**Instruction**.
Count every line that includes the string "portfolio" in the entries that follow. Nothing besides the number is needed.

**Stored data**.
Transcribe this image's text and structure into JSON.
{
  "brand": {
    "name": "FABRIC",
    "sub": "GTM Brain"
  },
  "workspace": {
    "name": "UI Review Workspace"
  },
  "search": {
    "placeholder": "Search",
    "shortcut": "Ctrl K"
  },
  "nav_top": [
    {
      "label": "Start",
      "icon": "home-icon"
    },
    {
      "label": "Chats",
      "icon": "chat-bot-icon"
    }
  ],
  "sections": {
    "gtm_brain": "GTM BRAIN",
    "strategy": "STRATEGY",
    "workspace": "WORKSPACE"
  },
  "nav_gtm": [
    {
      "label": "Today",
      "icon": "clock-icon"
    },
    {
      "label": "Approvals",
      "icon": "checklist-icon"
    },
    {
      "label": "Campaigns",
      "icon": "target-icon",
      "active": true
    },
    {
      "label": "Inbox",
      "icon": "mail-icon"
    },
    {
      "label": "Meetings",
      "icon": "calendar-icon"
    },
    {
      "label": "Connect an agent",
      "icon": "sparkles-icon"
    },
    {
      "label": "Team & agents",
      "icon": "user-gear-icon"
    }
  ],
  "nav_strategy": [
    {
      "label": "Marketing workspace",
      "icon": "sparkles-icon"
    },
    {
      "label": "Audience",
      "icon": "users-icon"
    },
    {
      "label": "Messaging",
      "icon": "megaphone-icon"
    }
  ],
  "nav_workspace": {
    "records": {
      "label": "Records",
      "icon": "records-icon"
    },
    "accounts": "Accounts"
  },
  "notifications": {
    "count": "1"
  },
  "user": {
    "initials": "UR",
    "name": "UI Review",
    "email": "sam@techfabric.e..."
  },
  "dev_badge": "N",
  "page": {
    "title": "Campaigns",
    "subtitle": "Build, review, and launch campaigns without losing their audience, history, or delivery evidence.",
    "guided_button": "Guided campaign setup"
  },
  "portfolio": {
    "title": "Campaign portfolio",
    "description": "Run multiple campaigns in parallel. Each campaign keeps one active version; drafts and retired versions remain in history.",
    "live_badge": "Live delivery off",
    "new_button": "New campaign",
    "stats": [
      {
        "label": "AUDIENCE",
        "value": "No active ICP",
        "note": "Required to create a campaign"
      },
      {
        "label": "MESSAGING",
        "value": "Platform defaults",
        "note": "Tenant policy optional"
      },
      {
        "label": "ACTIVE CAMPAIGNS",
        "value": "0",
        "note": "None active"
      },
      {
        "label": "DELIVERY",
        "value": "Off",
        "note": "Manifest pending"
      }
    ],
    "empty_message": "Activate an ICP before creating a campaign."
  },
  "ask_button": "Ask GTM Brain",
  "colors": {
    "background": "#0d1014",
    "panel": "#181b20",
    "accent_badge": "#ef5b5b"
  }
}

**Answer in full**.
2